» AIM OF THE TASK: Identify and reproduce every line holding the string "διακρίσεις".

*** DATASET EXTRACT ***

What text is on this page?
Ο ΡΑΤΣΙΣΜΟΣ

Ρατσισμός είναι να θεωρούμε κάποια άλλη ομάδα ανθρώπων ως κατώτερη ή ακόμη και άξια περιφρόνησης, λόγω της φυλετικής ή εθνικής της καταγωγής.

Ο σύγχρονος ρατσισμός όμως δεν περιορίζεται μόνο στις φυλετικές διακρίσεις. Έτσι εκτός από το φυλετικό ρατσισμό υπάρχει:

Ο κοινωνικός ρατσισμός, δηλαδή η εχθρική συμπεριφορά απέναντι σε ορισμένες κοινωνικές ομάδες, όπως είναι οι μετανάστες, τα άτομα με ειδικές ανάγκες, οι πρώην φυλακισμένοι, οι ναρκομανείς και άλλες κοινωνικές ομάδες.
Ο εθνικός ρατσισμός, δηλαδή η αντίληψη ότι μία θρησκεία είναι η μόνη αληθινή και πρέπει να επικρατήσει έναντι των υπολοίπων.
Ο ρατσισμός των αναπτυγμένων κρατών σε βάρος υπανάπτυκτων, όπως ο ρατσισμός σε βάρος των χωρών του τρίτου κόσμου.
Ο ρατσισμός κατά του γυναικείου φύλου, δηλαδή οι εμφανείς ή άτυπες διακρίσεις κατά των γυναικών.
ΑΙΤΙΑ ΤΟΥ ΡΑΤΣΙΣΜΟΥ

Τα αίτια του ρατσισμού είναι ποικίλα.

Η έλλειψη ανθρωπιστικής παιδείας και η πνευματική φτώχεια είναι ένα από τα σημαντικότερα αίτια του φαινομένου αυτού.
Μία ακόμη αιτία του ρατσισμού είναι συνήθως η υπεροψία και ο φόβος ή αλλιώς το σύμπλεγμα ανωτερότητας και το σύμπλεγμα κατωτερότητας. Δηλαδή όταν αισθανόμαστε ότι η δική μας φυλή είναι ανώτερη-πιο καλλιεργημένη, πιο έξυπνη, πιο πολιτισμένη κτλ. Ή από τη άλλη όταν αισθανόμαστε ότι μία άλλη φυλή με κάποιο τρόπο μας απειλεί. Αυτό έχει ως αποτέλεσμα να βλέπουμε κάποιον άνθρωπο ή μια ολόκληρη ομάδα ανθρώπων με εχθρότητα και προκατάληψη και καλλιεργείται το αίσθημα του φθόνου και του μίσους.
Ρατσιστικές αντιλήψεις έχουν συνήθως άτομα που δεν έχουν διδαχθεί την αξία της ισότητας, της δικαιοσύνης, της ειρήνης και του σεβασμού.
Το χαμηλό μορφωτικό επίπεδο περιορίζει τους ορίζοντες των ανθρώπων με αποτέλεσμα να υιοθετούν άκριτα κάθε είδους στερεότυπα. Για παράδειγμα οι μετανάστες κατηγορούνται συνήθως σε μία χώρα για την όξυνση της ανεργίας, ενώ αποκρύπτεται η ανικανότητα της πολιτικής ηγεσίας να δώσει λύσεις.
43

***
*** DATASET EXTRACT ***

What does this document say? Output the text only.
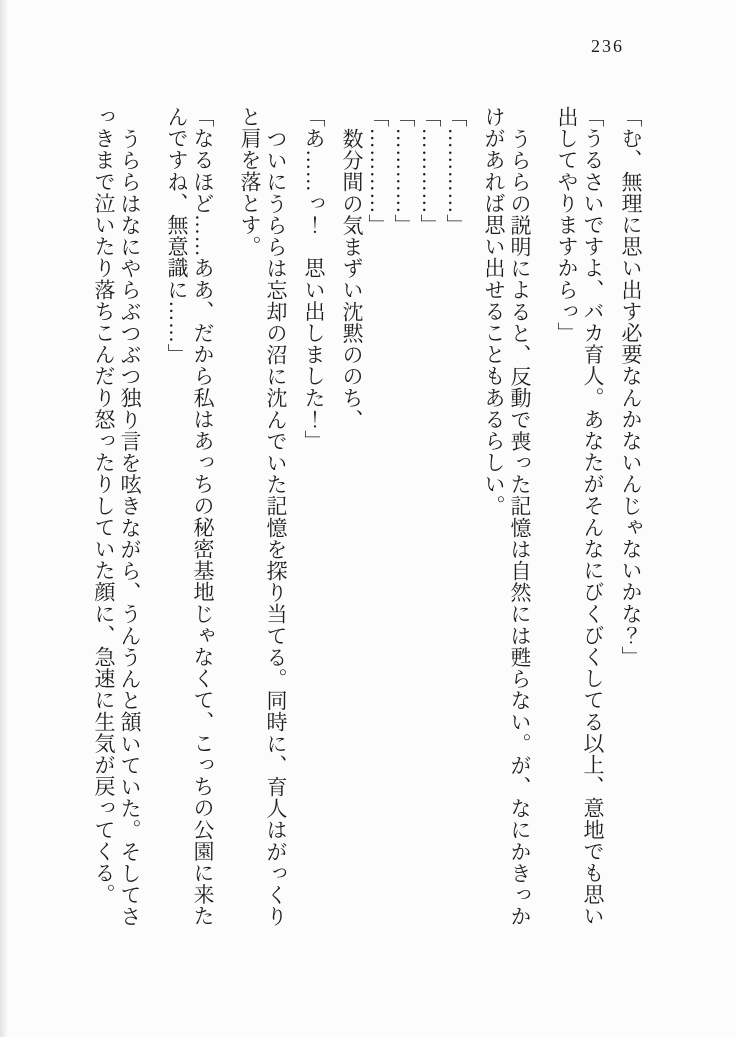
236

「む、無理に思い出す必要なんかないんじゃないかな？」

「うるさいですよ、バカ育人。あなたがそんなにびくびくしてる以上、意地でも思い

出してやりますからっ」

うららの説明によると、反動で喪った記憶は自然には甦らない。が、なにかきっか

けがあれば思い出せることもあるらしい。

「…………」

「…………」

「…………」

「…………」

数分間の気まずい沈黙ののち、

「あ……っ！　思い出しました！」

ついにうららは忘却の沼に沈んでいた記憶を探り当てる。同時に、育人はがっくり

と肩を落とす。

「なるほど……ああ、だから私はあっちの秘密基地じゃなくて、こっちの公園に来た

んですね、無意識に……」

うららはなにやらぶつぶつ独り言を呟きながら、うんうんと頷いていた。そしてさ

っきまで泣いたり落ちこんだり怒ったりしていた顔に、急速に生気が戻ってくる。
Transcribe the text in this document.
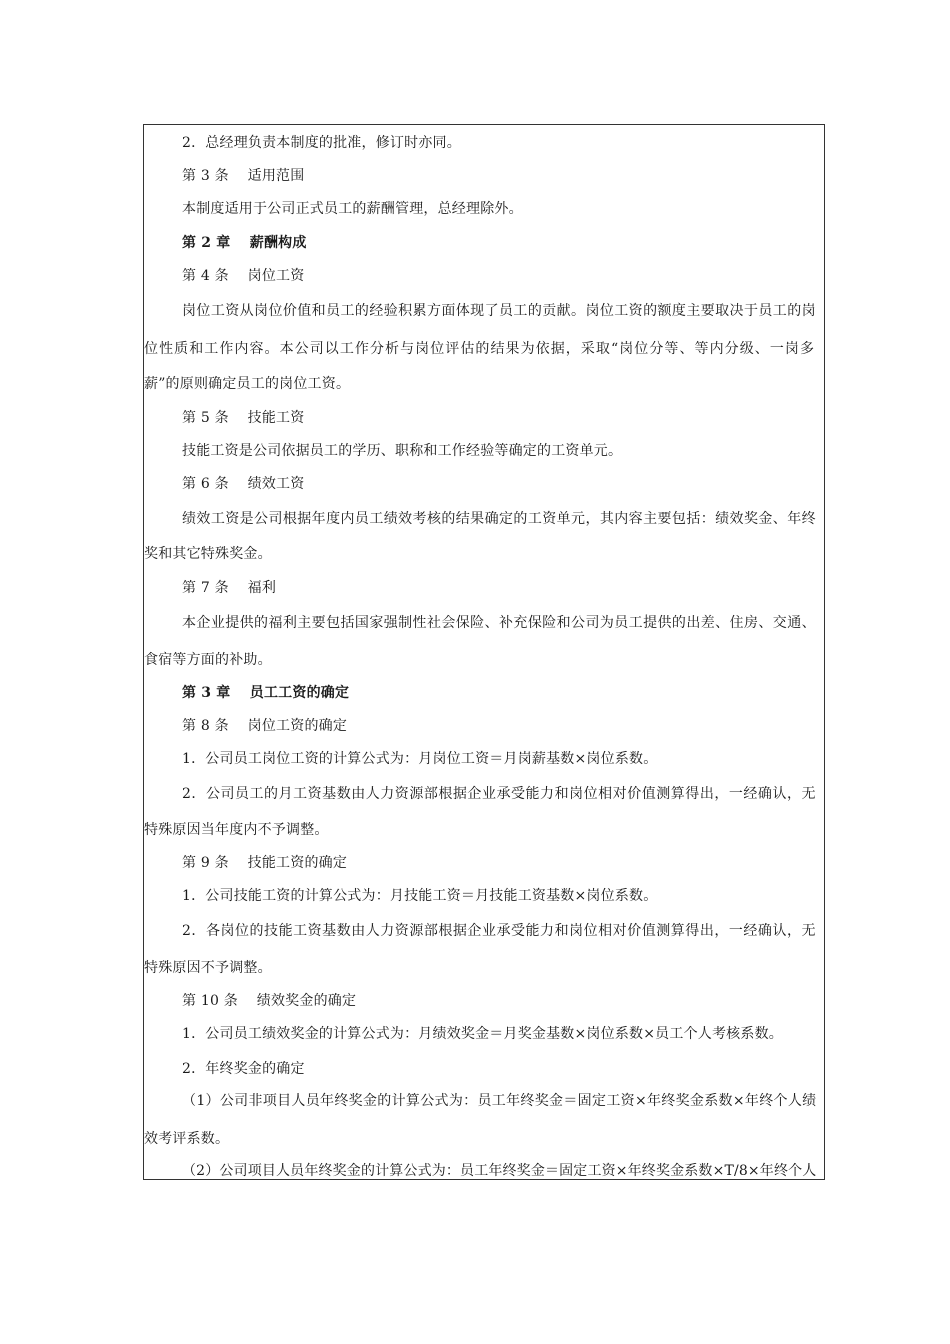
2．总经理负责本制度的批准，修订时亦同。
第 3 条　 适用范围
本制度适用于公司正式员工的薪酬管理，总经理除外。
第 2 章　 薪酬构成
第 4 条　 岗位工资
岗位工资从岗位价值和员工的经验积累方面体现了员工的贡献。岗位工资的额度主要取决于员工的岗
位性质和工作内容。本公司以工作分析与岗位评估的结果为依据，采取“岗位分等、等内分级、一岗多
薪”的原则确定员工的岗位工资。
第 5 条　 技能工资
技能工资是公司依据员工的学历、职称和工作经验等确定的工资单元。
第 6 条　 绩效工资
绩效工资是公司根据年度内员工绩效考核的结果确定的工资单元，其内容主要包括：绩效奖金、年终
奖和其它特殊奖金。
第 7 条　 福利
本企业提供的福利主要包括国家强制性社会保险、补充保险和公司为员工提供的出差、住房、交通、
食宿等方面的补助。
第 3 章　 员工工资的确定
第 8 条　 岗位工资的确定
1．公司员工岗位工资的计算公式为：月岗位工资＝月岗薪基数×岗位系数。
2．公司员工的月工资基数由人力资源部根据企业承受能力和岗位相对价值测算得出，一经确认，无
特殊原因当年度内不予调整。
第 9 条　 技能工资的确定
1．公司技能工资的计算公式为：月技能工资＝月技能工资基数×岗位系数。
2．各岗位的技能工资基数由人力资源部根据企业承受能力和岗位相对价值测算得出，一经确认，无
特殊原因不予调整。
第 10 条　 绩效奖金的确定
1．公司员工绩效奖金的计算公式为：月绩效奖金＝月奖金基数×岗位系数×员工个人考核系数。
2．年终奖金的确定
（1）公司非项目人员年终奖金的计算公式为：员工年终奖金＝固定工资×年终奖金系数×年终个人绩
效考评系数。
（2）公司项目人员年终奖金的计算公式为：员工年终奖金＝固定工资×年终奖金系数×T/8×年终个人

***

» SOLVED EXERCISE:
Ο σύγχρονος ρατσισμός όμως δεν περιορίζεται μόνο στις φυλετικές διακρίσεις. Έτσι εκτός από το φυλετικό ρατσισμό υπάρχει:
Ο ρατσισμός κατά του γυναικείου φύλου, δηλαδή οι εμφανείς ή άτυπες διακρίσεις κατά των γυναικών.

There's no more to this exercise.